Your objective:
Exactly as written, retype the listing below, omitting the pictures.

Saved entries
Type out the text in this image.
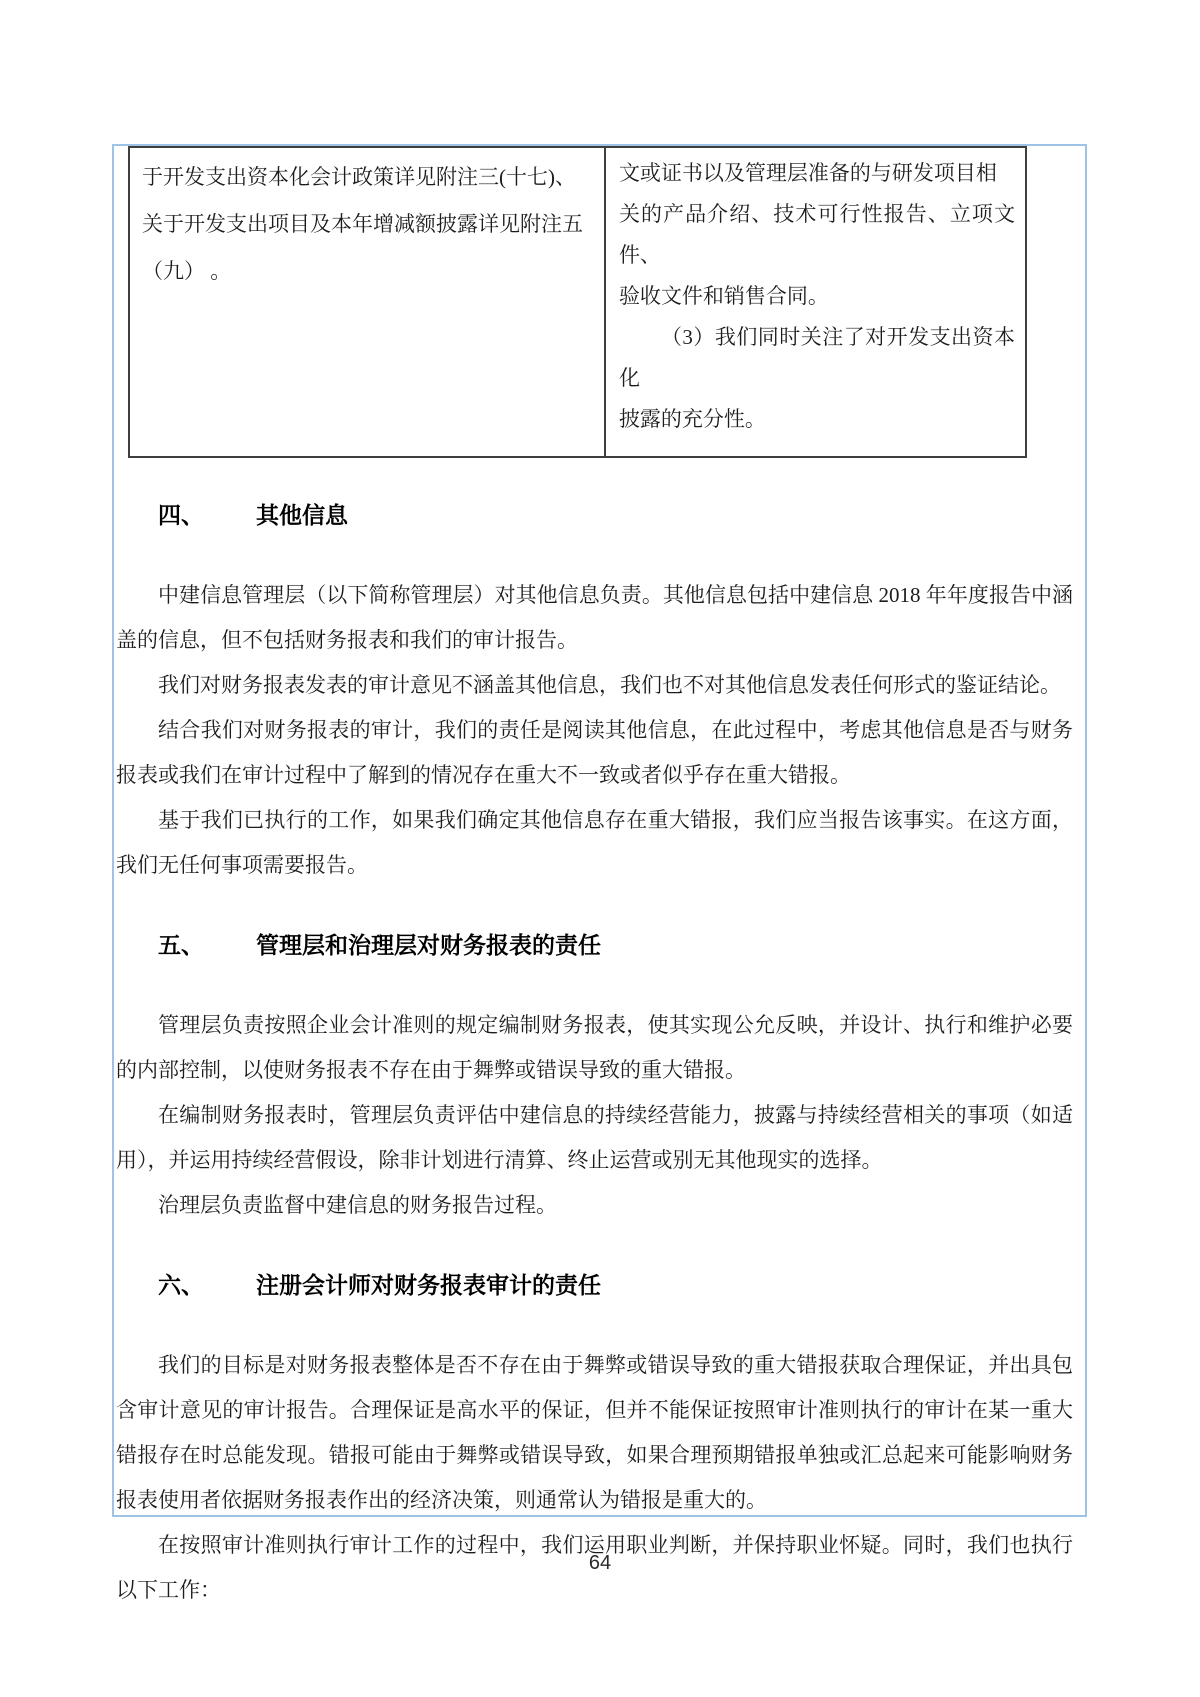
于开发支出资本化会计政策详见附注三(十七)、
关于开发支出项目及本年增减额披露详见附注五
（九） 。
文或证书以及管理层准备的与研发项目相
关的产品介绍、技术可行性报告、立项文件、
验收文件和销售合同。
（3）我们同时关注了对开发支出资本化
披露的充分性。
四、 其他信息

中建信息管理层（以下简称管理层）对其他信息负责。其他信息包括中建信息 2018 年年度报告中涵盖的信息，但不包括财务报表和我们的审计报告。

我们对财务报表发表的审计意见不涵盖其他信息，我们也不对其他信息发表任何形式的鉴证结论。

结合我们对财务报表的审计，我们的责任是阅读其他信息，在此过程中，考虑其他信息是否与财务报表或我们在审计过程中了解到的情况存在重大不一致或者似乎存在重大错报。

基于我们已执行的工作，如果我们确定其他信息存在重大错报，我们应当报告该事实。在这方面，我们无任何事项需要报告。

五、 管理层和治理层对财务报表的责任

管理层负责按照企业会计准则的规定编制财务报表，使其实现公允反映，并设计、执行和维护必要的内部控制，以使财务报表不存在由于舞弊或错误导致的重大错报。

在编制财务报表时，管理层负责评估中建信息的持续经营能力，披露与持续经营相关的事项（如适用），并运用持续经营假设，除非计划进行清算、终止运营或别无其他现实的选择。

治理层负责监督中建信息的财务报告过程。

六、 注册会计师对财务报表审计的责任

我们的目标是对财务报表整体是否不存在由于舞弊或错误导致的重大错报获取合理保证，并出具包含审计意见的审计报告。合理保证是高水平的保证，但并不能保证按照审计准则执行的审计在某一重大错报存在时总能发现。错报可能由于舞弊或错误导致，如果合理预期错报单独或汇总起来可能影响财务报表使用者依据财务报表作出的经济决策，则通常认为错报是重大的。

在按照审计准则执行审计工作的过程中，我们运用职业判断，并保持职业怀疑。同时，我们也执行以下工作：

64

Correct answer:
Type out the text in this image.
于开发支出资本化会计政策详见附注三(十七)、
关于开发支出项目及本年增减额披露详见附注五
（九） 。
文或证书以及管理层准备的与研发项目相
关的产品介绍、技术可行性报告、立项文件、
验收文件和销售合同。
（3）我们同时关注了对开发支出资本化
披露的充分性。
四、 其他信息

中建信息管理层（以下简称管理层）对其他信息负责。其他信息包括中建信息 2018 年年度报告中涵盖的信息，但不包括财务报表和我们的审计报告。

我们对财务报表发表的审计意见不涵盖其他信息，我们也不对其他信息发表任何形式的鉴证结论。

结合我们对财务报表的审计，我们的责任是阅读其他信息，在此过程中，考虑其他信息是否与财务报表或我们在审计过程中了解到的情况存在重大不一致或者似乎存在重大错报。

基于我们已执行的工作，如果我们确定其他信息存在重大错报，我们应当报告该事实。在这方面，我们无任何事项需要报告。

五、 管理层和治理层对财务报表的责任

管理层负责按照企业会计准则的规定编制财务报表，使其实现公允反映，并设计、执行和维护必要的内部控制，以使财务报表不存在由于舞弊或错误导致的重大错报。

在编制财务报表时，管理层负责评估中建信息的持续经营能力，披露与持续经营相关的事项（如适用），并运用持续经营假设，除非计划进行清算、终止运营或别无其他现实的选择。

治理层负责监督中建信息的财务报告过程。

六、 注册会计师对财务报表审计的责任

我们的目标是对财务报表整体是否不存在由于舞弊或错误导致的重大错报获取合理保证，并出具包含审计意见的审计报告。合理保证是高水平的保证，但并不能保证按照审计准则执行的审计在某一重大错报存在时总能发现。错报可能由于舞弊或错误导致，如果合理预期错报单独或汇总起来可能影响财务报表使用者依据财务报表作出的经济决策，则通常认为错报是重大的。

在按照审计准则执行审计工作的过程中，我们运用职业判断，并保持职业怀疑。同时，我们也执行以下工作：

64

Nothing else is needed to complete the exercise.